Task goal: Go through the data below. Pull out every line that has the word "правом".

-- begin Excerpted records --

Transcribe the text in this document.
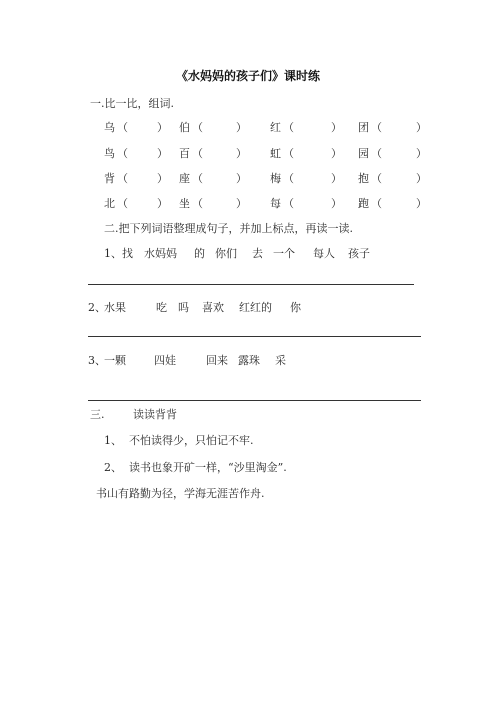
《水妈妈的孩子们》课时练
一.比一比，组词.
乌 （	） 伯 （	） 红 （	） 团 （	）
鸟 （	） 百 （	） 虹 （	） 园 （	）
背 （	） 座 （	） 梅 （	） 抱 （	）
北 （	） 坐 （	） 每 （	） 跑 （	）
二.把下列词语整理成句子，并加上标点，再读一读.
1、 找 水妈妈 的 你们 去 一个 每人 孩子
2、
水果	吃 吗 喜欢 红红的 你
3、
一颗	四娃	回来 露珠 采
三.	读读背背
1、 不怕读得少，只怕记不牢.
2、 读书也象开矿一样，“沙里淘金”.
书山有路勤为径，学海无涯苦作舟.
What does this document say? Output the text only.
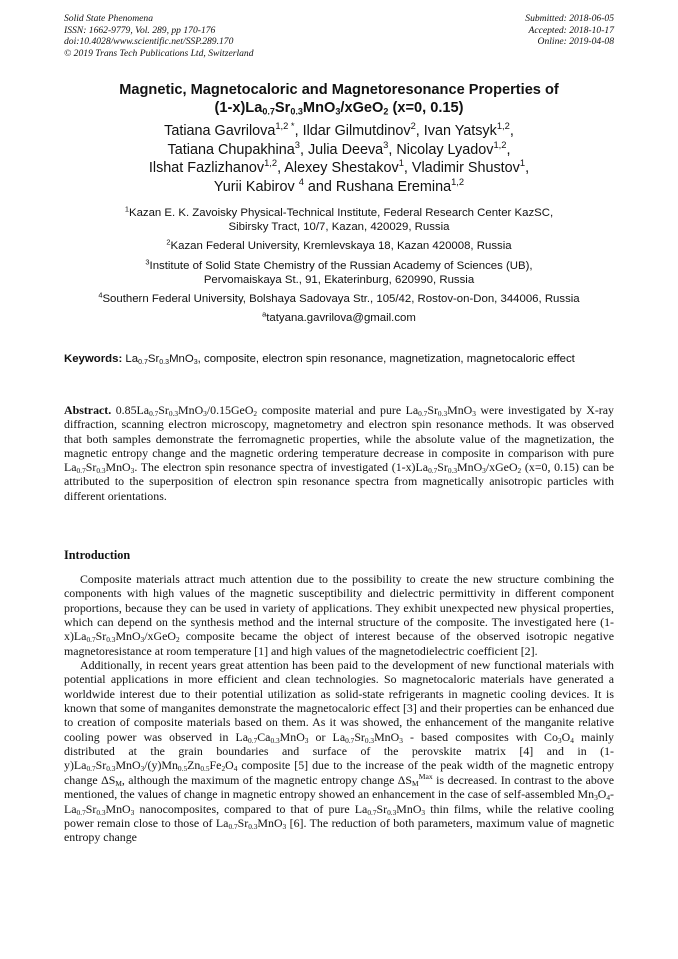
Solid State Phenomena
ISSN: 1662-9779, Vol. 289, pp 170-176
doi:10.4028/www.scientific.net/SSP.289.170
© 2019 Trans Tech Publications Ltd, Switzerland
Submitted: 2018-06-05
Accepted: 2018-10-17
Online: 2019-04-08
Magnetic, Magnetocaloric and Magnetoresonance Properties of
$(1-x)La_{0.7}Sr_{0.3}MnO_3/xGeO_2$ (x=0, 0.15)
Tatiana Gavrilova$^{1,2 *}$, Ildar Gilmutdinov$^2$, Ivan Yatsyk$^{1,2}$,
Tatiana Chupakhina$^3$, Julia Deeva$^3$, Nicolay Lyadov$^{1,2}$,
Ilshat Fazlizhanov$^{1,2}$, Alexey Shestakov$^1$, Vladimir Shustov$^1$,
Yurii Kabirov $^4$ and Rushana Eremina$^{1,2}$
$^1$Kazan E. K. Zavoisky Physical-Technical Institute, Federal Research Center KazSC,
Sibirsky Tract, 10/7, Kazan, 420029, Russia
$^2$Kazan Federal University, Kremlevskaya 18, Kazan 420008, Russia
$^3$Institute of Solid State Chemistry of the Russian Academy of Sciences (UB),
Pervomaiskaya St., 91, Ekaterinburg, 620990, Russia
$^4$Southern Federal University, Bolshaya Sadovaya Str., 105/42, Rostov-on-Don, 344006, Russia
$^a$tatyana.gavrilova@gmail.com
Keywords: $La_{0.7}Sr_{0.3}MnO_3$, composite, electron spin resonance, magnetization, magnetocaloric effect
Abstract. $0.85La_{0.7}Sr_{0.3}MnO_3/0.15GeO_2$ composite material and pure $La_{0.7}Sr_{0.3}MnO_3$ were investigated by X-ray diffraction, scanning electron microscopy, magnetometry and electron spin resonance methods. It was observed that both samples demonstrate the ferromagnetic properties, while the absolute value of the magnetization, the magnetic entropy change and the magnetic ordering temperature decrease in composite in comparison with pure $La_{0.7}Sr_{0.3}MnO_3$. The electron spin resonance spectra of investigated $(1-x)La_{0.7}Sr_{0.3}MnO_3/xGeO_2$ (x=0, 0.15) can be attributed to the superposition of electron spin resonance spectra from magnetically anisotropic particles with different orientations.
Introduction

Composite materials attract much attention due to the possibility to create the new structure combining the components with high values of the magnetic susceptibility and dielectric permittivity in different component proportions, because they can be used in variety of applications. They exhibit unexpected new physical properties, which can depend on the synthesis method and the internal structure of the composite. The investigated here $(1-x)La_{0.7}Sr_{0.3}MnO_3/xGeO_2$ composite became the object of interest because of the observed isotropic negative magnetoresistance at room temperature [1] and high values of the magnetodielectric coefficient [2].

Additionally, in recent years great attention has been paid to the development of new functional materials with potential applications in more efficient and clean technologies. So magnetocaloric materials have generated a worldwide interest due to their potential utilization as solid-state refrigerants in magnetic cooling devices. It is known that some of manganites demonstrate the magnetocaloric effect [3] and their properties can be enhanced due to creation of composite materials based on them. As it was showed, the enhancement of the manganite relative cooling power was observed in $La_{0.7}Ca_{0.3}MnO_3$ or $La_{0.7}Sr_{0.3}MnO_3$ - based composites with $Co_3O_4$ mainly distributed at the grain boundaries and surface of the perovskite matrix [4] and in $(1-y)La_{0.7}Sr_{0.3}MnO_3/(y)Mn_{0.5}Zn_{0.5}Fe_2O_4$ composite [5] due to the increase of the peak width of the magnetic entropy change $\Delta S_M$, although the maximum of the magnetic entropy change $\Delta S_M^{Max}$ is decreased. In contrast to the above mentioned, the values of change in magnetic entropy showed an enhancement in the case of self-assembled $Mn_3O_4-La_{0.7}Sr_{0.3}MnO_3$ nanocomposites, compared to that of pure $La_{0.7}Sr_{0.3}MnO_3$ thin films, while the relative cooling power remain close to those of $La_{0.7}Sr_{0.3}MnO_3$ [6]. The reduction of both parameters, maximum value of magnetic entropy change
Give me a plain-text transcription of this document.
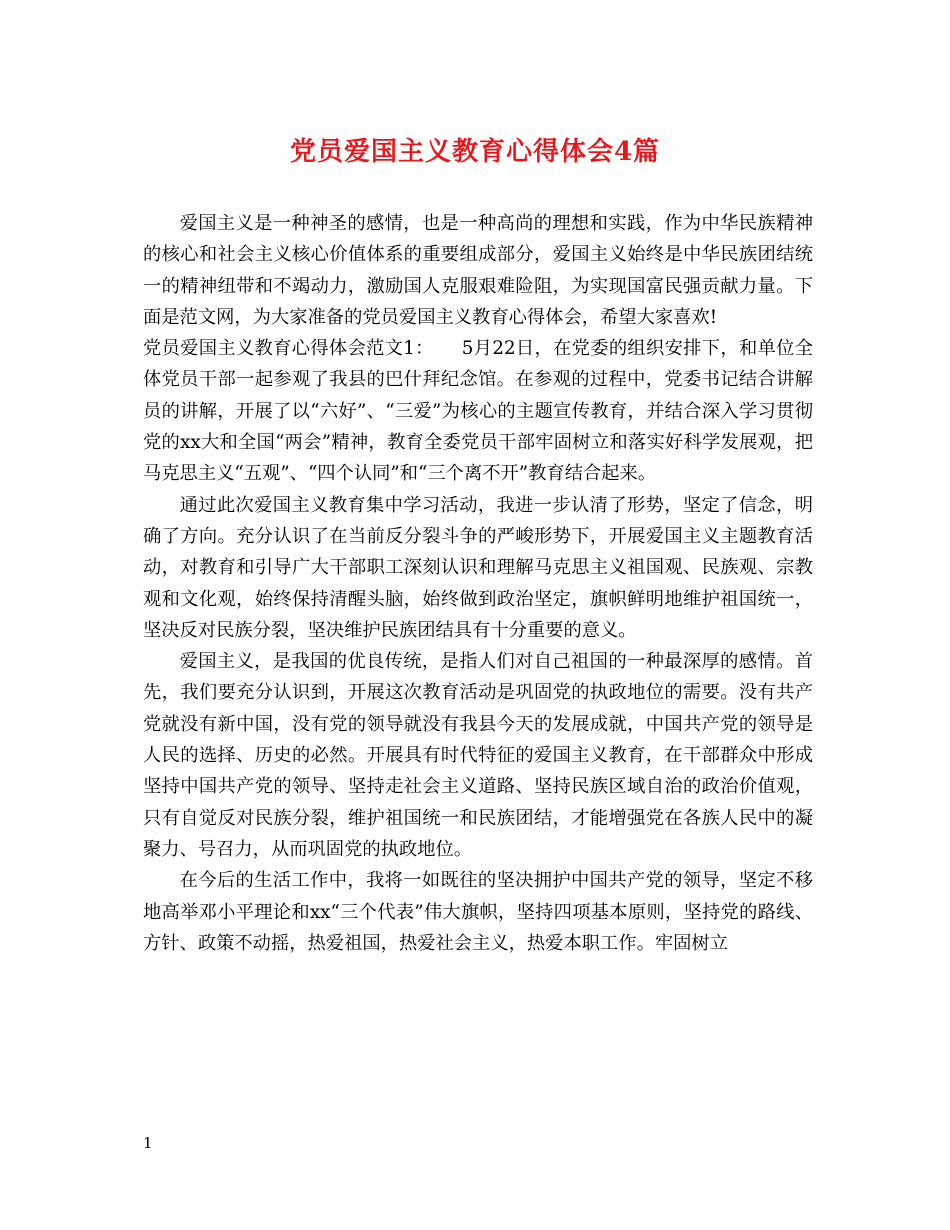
党员爱国主义教育心得体会4篇

爱国主义是一种神圣的感情，也是一种高尚的理想和实践，作为中华民族精神的核心和社会主义核心价值体系的重要组成部分，爱国主义始终是中华民族团结统一的精神纽带和不竭动力，激励国人克服艰难险阻，为实现国富民强贡献力量。下面是范文网，为大家准备的党员爱国主义教育心得体会，希望大家喜欢!

党员爱国主义教育心得体会范文1：　　5月22日，在党委的组织安排下，和单位全体党员干部一起参观了我县的巴什拜纪念馆。在参观的过程中，党委书记结合讲解员的讲解，开展了以“六好”、“三爱”为核心的主题宣传教育，并结合深入学习贯彻党的xx大和全国“两会”精神，教育全委党员干部牢固树立和落实好科学发展观，把马克思主义“五观”、“四个认同”和“三个离不开”教育结合起来。

通过此次爱国主义教育集中学习活动，我进一步认清了形势，坚定了信念，明确了方向。充分认识了在当前反分裂斗争的严峻形势下，开展爱国主义主题教育活动，对教育和引导广大干部职工深刻认识和理解马克思主义祖国观、民族观、宗教观和文化观，始终保持清醒头脑，始终做到政治坚定，旗帜鲜明地维护祖国统一，坚决反对民族分裂，坚决维护民族团结具有十分重要的意义。

爱国主义，是我国的优良传统，是指人们对自己祖国的一种最深厚的感情。首先，我们要充分认识到，开展这次教育活动是巩固党的执政地位的需要。没有共产党就没有新中国，没有党的领导就没有我县今天的发展成就，中国共产党的领导是人民的选择、历史的必然。开展具有时代特征的爱国主义教育，在干部群众中形成坚持中国共产党的领导、坚持走社会主义道路、坚持民族区域自治的政治价值观，只有自觉反对民族分裂，维护祖国统一和民族团结，才能增强党在各族人民中的凝聚力、号召力，从而巩固党的执政地位。

在今后的生活工作中，我将一如既往的坚决拥护中国共产党的领导，坚定不移地高举邓小平理论和xx“三个代表”伟大旗帜，坚持四项基本原则，坚持党的路线、方针、政策不动摇，热爱祖国，热爱社会主义，热爱本职工作。牢固树立

1
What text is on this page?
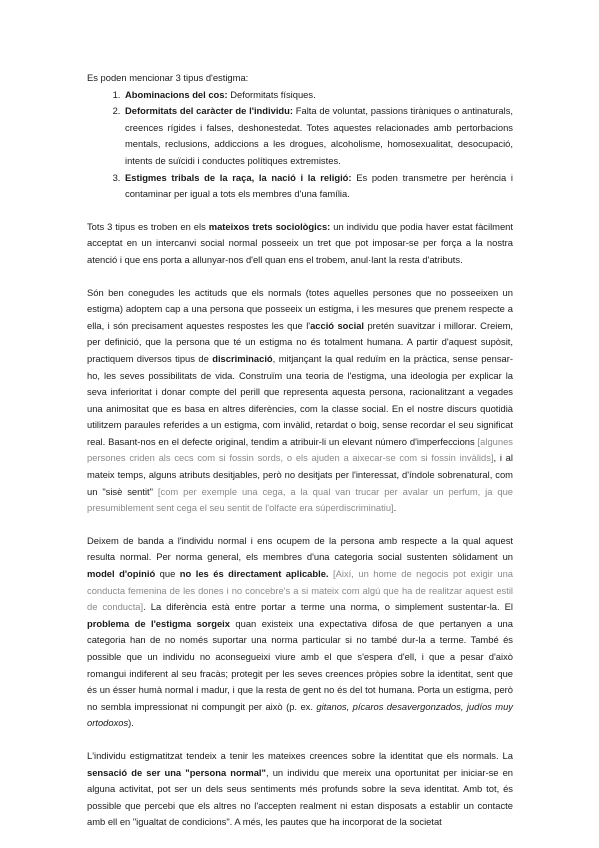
Es poden mencionar 3 tipus d'estigma:

1. Abominacions del cos: Deformitats físiques.
2. Deformitats del caràcter de l'individu: Falta de voluntat, passions tiràniques o antinaturals, creences rígides i falses, deshonestedat. Totes aquestes relacionades amb pertorbacions mentals, reclusions, addiccions a les drogues, alcoholisme, homosexualitat, desocupació, intents de suïcidi i conductes polítiques extremistes.
3. Estigmes tribals de la raça, la nació i la religió: Es poden transmetre per herència i contaminar per igual a tots els membres d'una família.

Tots 3 tipus es troben en els mateixos trets sociològics: un individu que podia haver estat fàcilment acceptat en un intercanvi social normal posseeix un tret que pot imposar-se per força a la nostra atenció i que ens porta a allunyar-nos d'ell quan ens el trobem, anul·lant la resta d'atributs.

Són ben conegudes les actituds que els normals (totes aquelles persones que no posseeixen un estigma) adoptem cap a una persona que posseeix un estigma, i les mesures que prenem respecte a ella, i són precisament aquestes respostes les que l'acció social pretén suavitzar i millorar. Creiem, per definició, que la persona que té un estigma no és totalment humana. A partir d'aquest supòsit, practiquem diversos tipus de discriminació, mitjançant la qual reduïm en la pràctica, sense pensar-ho, les seves possibilitats de vida. Construïm una teoria de l'estigma, una ideologia per explicar la seva inferioritat i donar compte del perill que representa aquesta persona, racionalitzant a vegades una animositat que es basa en altres diferències, com la classe social. En el nostre discurs quotidià utilitzem paraules referides a un estigma, com invàlid, retardat o boig, sense recordar el seu significat real. Basant-nos en el defecte original, tendim a atribuir-li un elevant número d'imperfeccions [algunes persones criden als cecs com si fossin sords, o els ajuden a aixecar-se com si fossin invàlids], i al mateix temps, alguns atributs desitjables, però no desitjats per l'interessat, d'índole sobrenatural, com un "sisè sentit" [com per exemple una cega, a la qual van trucar per avalar un perfum, ja que presumiblement sent cega el seu sentit de l'olfacte era súperdiscriminatiu].

Deixem de banda a l'individu normal i ens ocupem de la persona amb respecte a la qual aquest resulta normal. Per norma general, els membres d'una categoria social sustenten sòlidament un model d'opinió que no les és directament aplicable. [Així, un home de negocis pot exigir una conducta femenina de les dones i no concebre's a si mateix com algú que ha de realitzar aquest estil de conducta]. La diferència està entre portar a terme una norma, o simplement sustentar-la. El problema de l'estigma sorgeix quan existeix una expectativa difosa de que pertanyen a una categoria han de no només suportar una norma particular si no també dur-la a terme. També és possible que un individu no aconsegueixi viure amb el que s'espera d'ell, i que a pesar d'això romangui indiferent al seu fracàs; protegit per les seves creences pròpies sobre la identitat, sent que és un ésser humà normal i madur, i que la resta de gent no és del tot humana. Porta un estigma, però no sembla impressionat ni compungit per això (p. ex. gitanos, pícaros desavergonzados, judíos muy ortodoxos).

L'individu estigmatitzat tendeix a tenir les mateixes creences sobre la identitat que els normals. La sensació de ser una "persona normal", un individu que mereix una oportunitat per iniciar-se en alguna activitat, pot ser un dels seus sentiments més profunds sobre la seva identitat. Amb tot, és possible que percebi que els altres no l'accepten realment ni estan disposats a establir un contacte amb ell en "igualtat de condicions". A més, les pautes que ha incorporat de la societat
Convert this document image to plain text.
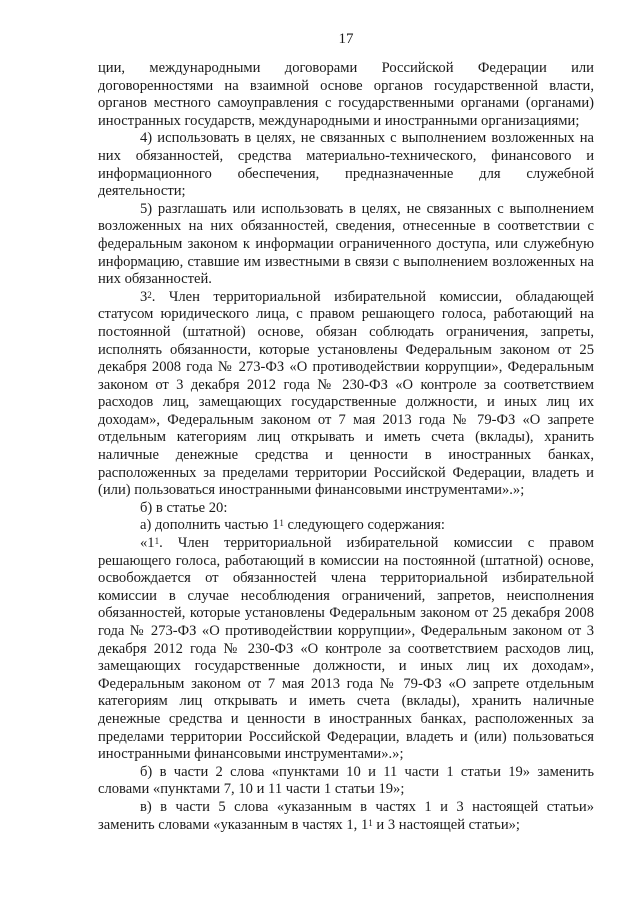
17

ции, международными договорами Российской Федерации или договоренностями на взаимной основе органов государственной власти, органов местного самоуправления с государственными органами (органами) иностранных государств, международными и иностранными организациями;

4) использовать в целях, не связанных с выполнением возложенных на них обязанностей, средства материально-технического, финансового и информационного обеспечения, предназначенные для служебной деятельности;

5) разглашать или использовать в целях, не связанных с выполнением возложенных на них обязанностей, сведения, отнесенные в соответствии с федеральным законом к информации ограниченного доступа, или служебную информацию, ставшие им известными в связи с выполнением возложенных на них обязанностей.

$3^2$. Член территориальной избирательной комиссии, обладающей статусом юридического лица, с правом решающего голоса, работающий на постоянной (штатной) основе, обязан соблюдать ограничения, запреты, исполнять обязанности, которые установлены Федеральным законом от 25 декабря 2008 года № 273-ФЗ «О противодействии коррупции», Федеральным законом от 3 декабря 2012 года № 230-ФЗ «О контроле за соответствием расходов лиц, замещающих государственные должности, и иных лиц их доходам», Федеральным законом от 7 мая 2013 года № 79-ФЗ «О запрете отдельным категориям лиц открывать и иметь счета (вклады), хранить наличные денежные средства и ценности в иностранных банках, расположенных за пределами территории Российской Федерации, владеть и (или) пользоваться иностранными финансовыми инструментами».»;

б) в статье 20:

а) дополнить частью $1^1$ следующего содержания:

«$1^1$. Член территориальной избирательной комиссии с правом решающего голоса, работающий в комиссии на постоянной (штатной) основе, освобождается от обязанностей члена территориальной избирательной комиссии в случае несоблюдения ограничений, запретов, неисполнения обязанностей, которые установлены Федеральным законом от 25 декабря 2008 года № 273-ФЗ «О противодействии коррупции», Федеральным законом от 3 декабря 2012 года № 230-ФЗ «О контроле за соответствием расходов лиц, замещающих государственные должности, и иных лиц их доходам», Федеральным законом от 7 мая 2013 года № 79-ФЗ «О запрете отдельным категориям лиц открывать и иметь счета (вклады), хранить наличные денежные средства и ценности в иностранных банках, расположенных за пределами территории Российской Федерации, владеть и (или) пользоваться иностранными финансовыми инструментами».»;

б) в части 2 слова «пунктами 10 и 11 части 1 статьи 19» заменить словами «пунктами 7, 10 и 11 части 1 статьи 19»;

в) в части 5 слова «указанным в частях 1 и 3 настоящей статьи» заменить словами «указанным в частях 1, $1^1$ и 3 настоящей статьи»;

-- end Excerpted records --

Exercise result:
$3^2$. Член территориальной избирательной комиссии, обладающей статусом юридического лица, с правом решающего голоса, работающий на постоянной (штатной) основе, обязан соблюдать ограничения, запреты, исполнять обязанности, которые установлены Федеральным законом от 25 декабря 2008 года № 273-ФЗ «О противодействии коррупции», Федеральным законом от 3 декабря 2012 года № 230-ФЗ «О контроле за соответствием расходов лиц, замещающих государственные должности, и иных лиц их доходам», Федеральным законом от 7 мая 2013 года № 79-ФЗ «О запрете отдельным категориям лиц открывать и иметь счета (вклады), хранить наличные денежные средства и ценности в иностранных банках, расположенных за пределами территории Российской Федерации, владеть и (или) пользоваться иностранными финансовыми инструментами».»;
«$1^1$. Член территориальной избирательной комиссии с правом решающего голоса, работающий в комиссии на постоянной (штатной) основе, освобождается от обязанностей члена территориальной избирательной комиссии в случае несоблюдения ограничений, запретов, неисполнения обязанностей, которые установлены Федеральным законом от 25 декабря 2008 года № 273-ФЗ «О противодействии коррупции», Федеральным законом от 3 декабря 2012 года № 230-ФЗ «О контроле за соответствием расходов лиц, замещающих государственные должности, и иных лиц их доходам», Федеральным законом от 7 мая 2013 года № 79-ФЗ «О запрете отдельным категориям лиц открывать и иметь счета (вклады), хранить наличные денежные средства и ценности в иностранных банках, расположенных за пределами территории Российской Федерации, владеть и (или) пользоваться иностранными финансовыми инструментами».»;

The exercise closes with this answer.